= Actions to take =
- A) Could you extract the entire handout word for word?
- B) Could you put the listing lines, starting at the line that contains "localize all elements." and ending at the line that contains "zone-z1-label: Z1: (1246, 150, 1269, 165)", into a Markdown table with columns Row and Line, skipping any blank lines?

= Document extract =
## Start
Wed, 1st Nov 2017, 01:34 A handout on the data structures we have been discussing
My students,
As you know, I have changed the order of discussion of topics in Chapters
8, 9, and 10 from what you have in your textbook to what it will look like
in the 3rd edition (which hopefully will get finished this year!).
Unfortunately, by then EE306 will be just a pleasant memory. so, although
I can not give you the chapter as it will exist when the book gets published,
I can at least give you a better sense of what we are covering in class right
now than is in the book.
Therefore this handout, which will have some new material, but will also point
you to the sections in your book (2nd edition) where some of these topics are
discussed.
I have added some figures to this handout that are currently not in the book.
I will refer to them as New.1, New.2, etc. in the text below. My hope is to
have them scanned in tomorrow, and put them on the website.
## End
= Information supplied =
## Start
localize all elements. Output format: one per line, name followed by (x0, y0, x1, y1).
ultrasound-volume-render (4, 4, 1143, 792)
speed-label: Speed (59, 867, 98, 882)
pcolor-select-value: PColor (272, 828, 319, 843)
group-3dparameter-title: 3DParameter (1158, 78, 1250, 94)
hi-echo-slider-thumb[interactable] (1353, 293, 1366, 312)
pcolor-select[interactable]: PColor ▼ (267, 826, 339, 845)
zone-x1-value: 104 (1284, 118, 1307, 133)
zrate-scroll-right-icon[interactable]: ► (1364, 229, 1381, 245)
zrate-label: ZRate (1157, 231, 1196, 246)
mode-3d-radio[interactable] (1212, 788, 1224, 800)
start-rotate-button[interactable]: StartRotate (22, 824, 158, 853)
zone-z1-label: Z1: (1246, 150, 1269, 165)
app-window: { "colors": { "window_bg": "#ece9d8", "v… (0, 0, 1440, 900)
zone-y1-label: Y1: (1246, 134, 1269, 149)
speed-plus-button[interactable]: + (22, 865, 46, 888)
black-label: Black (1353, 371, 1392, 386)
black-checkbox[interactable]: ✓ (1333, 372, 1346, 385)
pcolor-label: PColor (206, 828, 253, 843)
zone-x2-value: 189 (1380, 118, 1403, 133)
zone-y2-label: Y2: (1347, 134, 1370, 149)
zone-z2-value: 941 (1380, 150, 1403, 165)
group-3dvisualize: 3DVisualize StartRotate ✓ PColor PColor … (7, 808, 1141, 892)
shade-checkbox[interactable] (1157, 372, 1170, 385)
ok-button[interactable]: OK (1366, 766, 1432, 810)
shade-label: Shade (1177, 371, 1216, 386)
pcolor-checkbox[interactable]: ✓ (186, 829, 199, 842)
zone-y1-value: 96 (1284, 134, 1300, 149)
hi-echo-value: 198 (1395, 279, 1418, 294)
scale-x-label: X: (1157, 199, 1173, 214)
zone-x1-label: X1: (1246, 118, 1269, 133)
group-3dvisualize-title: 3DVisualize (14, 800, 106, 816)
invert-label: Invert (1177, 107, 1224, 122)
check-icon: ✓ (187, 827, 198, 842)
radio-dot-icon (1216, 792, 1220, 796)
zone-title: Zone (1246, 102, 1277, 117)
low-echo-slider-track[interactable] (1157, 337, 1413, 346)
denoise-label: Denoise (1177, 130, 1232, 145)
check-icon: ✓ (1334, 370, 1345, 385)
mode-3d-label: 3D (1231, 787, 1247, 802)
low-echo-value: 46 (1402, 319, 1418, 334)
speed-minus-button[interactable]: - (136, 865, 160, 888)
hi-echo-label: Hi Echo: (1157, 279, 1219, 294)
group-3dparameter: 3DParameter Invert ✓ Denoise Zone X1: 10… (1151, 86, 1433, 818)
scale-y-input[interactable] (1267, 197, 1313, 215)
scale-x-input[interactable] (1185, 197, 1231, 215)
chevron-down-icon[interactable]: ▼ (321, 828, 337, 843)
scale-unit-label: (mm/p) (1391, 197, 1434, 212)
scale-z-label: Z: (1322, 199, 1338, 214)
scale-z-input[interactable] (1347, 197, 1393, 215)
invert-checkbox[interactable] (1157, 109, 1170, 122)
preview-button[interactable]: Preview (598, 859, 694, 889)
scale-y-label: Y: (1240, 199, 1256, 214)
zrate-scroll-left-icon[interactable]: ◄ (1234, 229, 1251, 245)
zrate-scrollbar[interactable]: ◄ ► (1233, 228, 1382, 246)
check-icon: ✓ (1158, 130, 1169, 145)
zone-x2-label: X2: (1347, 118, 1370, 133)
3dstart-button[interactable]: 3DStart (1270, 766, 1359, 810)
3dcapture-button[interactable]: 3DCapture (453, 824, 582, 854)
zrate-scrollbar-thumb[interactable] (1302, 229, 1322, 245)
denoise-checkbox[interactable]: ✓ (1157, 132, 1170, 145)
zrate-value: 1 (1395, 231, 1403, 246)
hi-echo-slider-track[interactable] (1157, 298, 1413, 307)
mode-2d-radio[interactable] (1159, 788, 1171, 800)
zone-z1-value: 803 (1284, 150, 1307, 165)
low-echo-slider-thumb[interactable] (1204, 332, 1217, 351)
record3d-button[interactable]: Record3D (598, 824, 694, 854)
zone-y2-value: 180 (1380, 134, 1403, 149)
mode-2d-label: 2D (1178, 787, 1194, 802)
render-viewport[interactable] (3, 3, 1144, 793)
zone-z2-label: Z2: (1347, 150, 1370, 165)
## End
## Start
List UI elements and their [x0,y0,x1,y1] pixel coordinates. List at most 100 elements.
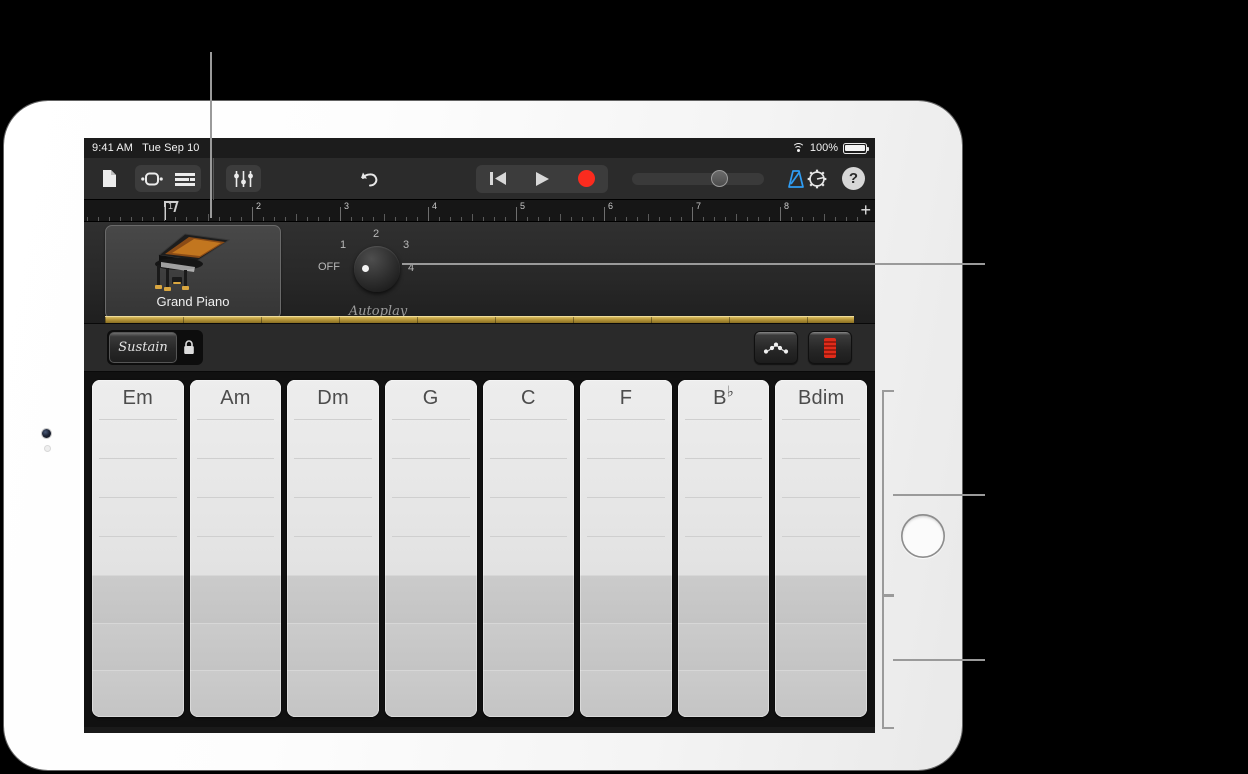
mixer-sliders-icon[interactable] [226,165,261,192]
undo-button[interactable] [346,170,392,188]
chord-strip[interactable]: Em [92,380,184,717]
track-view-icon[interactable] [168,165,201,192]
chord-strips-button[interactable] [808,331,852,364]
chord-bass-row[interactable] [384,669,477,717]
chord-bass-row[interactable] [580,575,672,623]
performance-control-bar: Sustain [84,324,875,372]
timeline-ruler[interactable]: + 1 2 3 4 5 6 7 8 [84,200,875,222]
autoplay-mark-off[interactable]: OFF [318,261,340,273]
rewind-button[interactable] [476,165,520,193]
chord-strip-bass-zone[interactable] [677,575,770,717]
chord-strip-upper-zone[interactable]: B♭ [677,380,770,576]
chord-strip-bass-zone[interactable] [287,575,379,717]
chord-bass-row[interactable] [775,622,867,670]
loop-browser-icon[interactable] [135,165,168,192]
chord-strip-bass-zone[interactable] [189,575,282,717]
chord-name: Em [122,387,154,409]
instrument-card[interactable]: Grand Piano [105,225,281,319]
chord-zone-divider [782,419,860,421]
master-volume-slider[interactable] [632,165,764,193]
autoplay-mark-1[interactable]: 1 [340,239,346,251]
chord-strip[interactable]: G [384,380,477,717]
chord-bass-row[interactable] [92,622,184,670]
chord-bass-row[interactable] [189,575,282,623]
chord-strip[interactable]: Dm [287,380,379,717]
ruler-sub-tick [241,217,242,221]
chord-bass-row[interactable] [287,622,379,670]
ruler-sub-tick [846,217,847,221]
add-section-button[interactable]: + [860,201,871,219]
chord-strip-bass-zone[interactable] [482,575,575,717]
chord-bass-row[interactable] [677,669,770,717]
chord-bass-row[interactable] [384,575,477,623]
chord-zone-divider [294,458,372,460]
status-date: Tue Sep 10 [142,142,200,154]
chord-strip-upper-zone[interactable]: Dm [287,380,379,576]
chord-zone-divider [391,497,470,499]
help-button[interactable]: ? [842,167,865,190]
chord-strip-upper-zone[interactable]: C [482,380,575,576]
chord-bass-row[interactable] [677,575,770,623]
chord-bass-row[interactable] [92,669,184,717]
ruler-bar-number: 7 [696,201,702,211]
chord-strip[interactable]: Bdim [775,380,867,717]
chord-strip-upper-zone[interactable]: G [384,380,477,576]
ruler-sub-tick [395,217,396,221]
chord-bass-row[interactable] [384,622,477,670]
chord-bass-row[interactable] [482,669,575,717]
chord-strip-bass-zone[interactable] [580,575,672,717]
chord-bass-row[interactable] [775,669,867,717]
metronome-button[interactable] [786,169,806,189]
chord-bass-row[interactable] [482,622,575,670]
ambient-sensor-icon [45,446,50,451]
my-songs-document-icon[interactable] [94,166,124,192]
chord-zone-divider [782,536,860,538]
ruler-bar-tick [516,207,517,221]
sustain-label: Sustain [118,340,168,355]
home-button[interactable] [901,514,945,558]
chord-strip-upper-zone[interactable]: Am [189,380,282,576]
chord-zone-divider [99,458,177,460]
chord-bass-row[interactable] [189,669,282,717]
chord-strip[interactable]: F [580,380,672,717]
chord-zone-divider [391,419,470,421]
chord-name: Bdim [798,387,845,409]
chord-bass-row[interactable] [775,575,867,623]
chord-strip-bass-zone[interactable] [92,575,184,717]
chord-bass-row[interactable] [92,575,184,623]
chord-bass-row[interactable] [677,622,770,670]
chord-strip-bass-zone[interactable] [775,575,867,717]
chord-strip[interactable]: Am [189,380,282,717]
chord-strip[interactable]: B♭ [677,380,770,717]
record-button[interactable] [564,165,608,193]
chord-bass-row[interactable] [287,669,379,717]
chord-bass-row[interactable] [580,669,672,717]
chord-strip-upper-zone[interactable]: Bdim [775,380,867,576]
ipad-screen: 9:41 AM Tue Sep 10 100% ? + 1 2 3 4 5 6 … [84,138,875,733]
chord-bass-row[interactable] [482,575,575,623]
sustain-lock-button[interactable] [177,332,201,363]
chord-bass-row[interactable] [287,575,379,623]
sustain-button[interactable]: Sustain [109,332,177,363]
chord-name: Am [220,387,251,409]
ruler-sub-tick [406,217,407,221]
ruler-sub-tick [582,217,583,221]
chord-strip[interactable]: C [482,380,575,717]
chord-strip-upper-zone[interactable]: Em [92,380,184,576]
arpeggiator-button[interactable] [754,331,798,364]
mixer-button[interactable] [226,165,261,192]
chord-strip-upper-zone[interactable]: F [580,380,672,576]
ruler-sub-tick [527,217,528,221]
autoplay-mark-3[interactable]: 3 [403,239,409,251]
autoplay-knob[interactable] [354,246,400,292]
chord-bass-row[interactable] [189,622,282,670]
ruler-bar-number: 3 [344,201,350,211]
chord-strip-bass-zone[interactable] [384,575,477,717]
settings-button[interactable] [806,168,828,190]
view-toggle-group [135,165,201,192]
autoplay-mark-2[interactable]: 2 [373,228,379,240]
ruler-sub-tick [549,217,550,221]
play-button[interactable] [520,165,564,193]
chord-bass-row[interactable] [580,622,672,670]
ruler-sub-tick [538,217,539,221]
## End
## Start
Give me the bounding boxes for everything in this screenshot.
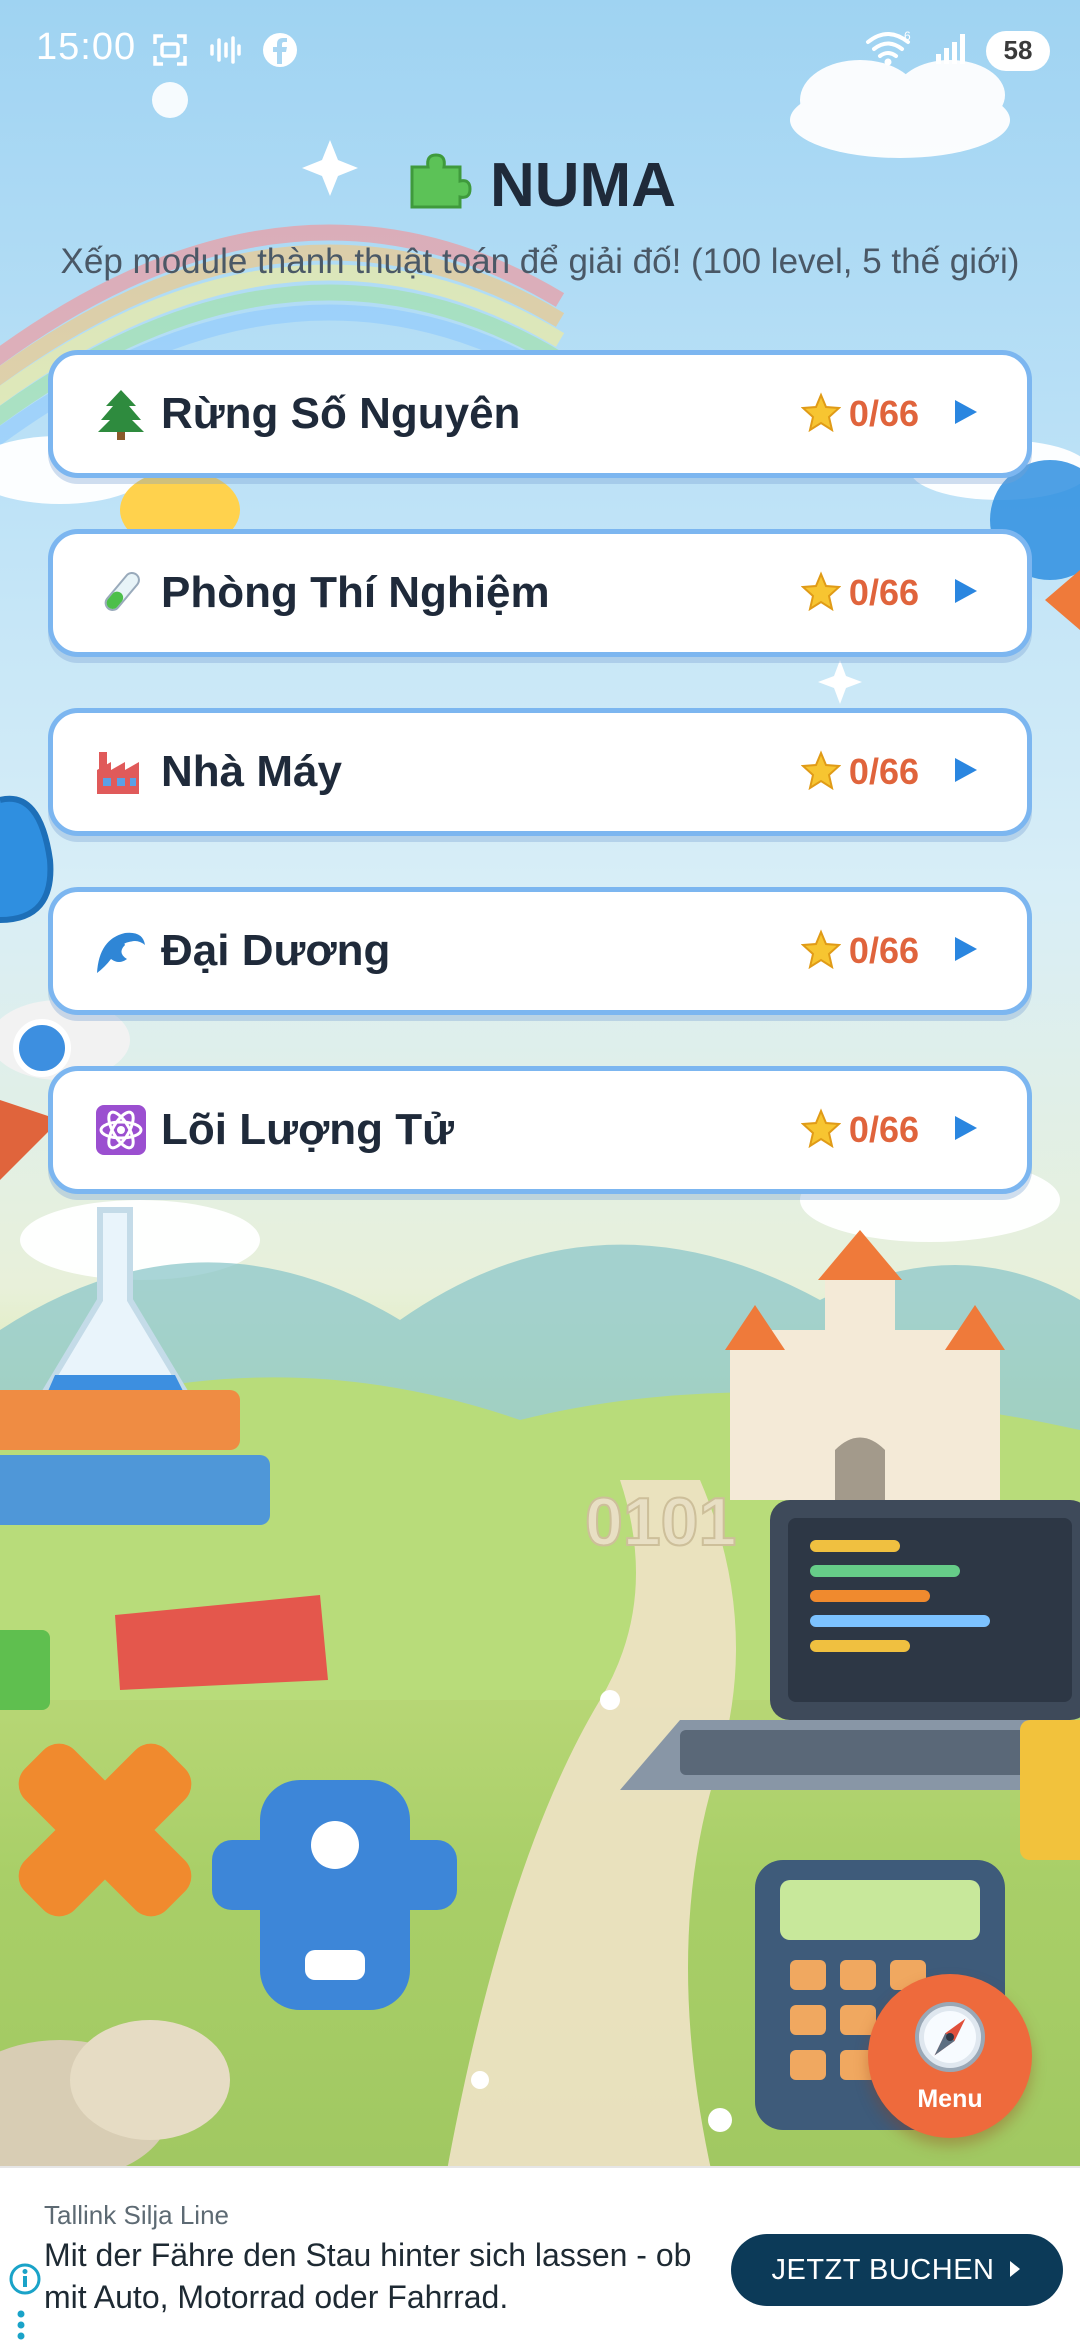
## End
= Task-by-task results =
- A)
Wed, 1st Nov 2017, 01:34 A handout on the data structures we have been discussing
My students,
As you know, I have changed the order of discussion of topics in Chapters
8, 9, and 10 from what you have in your textbook to what it will look like
in the 3rd edition (which hopefully will get finished this year!).
Unfortunately, by then EE306 will be just a pleasant memory. so, although
I can not give you the chapter as it will exist when the book gets published,
I can at least give you a better sense of what we are covering in class right
now than is in the book.
Therefore this handout, which will have some new material, but will also point
you to the sections in your book (2nd edition) where some of these topics are
discussed.
I have added some figures to this handout that are currently not in the book.
I will refer to them as New.1, New.2, etc. in the text below. My hope is to
have them scanned in tomorrow, and put them on the website.

- B)
| Row | Line |
|---|---|
| 1 | localize all elements. Output format: one per line, name followed by (x0, y0, x1, y1). |
| 2 | ultrasound-volume-render (4, 4, 1143, 792) |
| 3 | speed-label: Speed (59, 867, 98, 882) |
| 4 | pcolor-select-value: PColor (272, 828, 319, 843) |
| 5 | group-3dparameter-title: 3DParameter (1158, 78, 1250, 94) |
| 6 | hi-echo-slider-thumb[interactable] (1353, 293, 1366, 312) |
| 7 | pcolor-select[interactable]: PColor ▼ (267, 826, 339, 845) |
| 8 | zone-x1-value: 104 (1284, 118, 1307, 133) |
| 9 | zrate-scroll-right-icon[interactable]: ► (1364, 229, 1381, 245) |
| 10 | zrate-label: ZRate (1157, 231, 1196, 246) |
| 11 | mode-3d-radio[interactable] (1212, 788, 1224, 800) |
| 12 | start-rotate-button[interactable]: StartRotate (22, 824, 158, 853) |
| 13 | zone-z1-label: Z1: (1246, 150, 1269, 165) |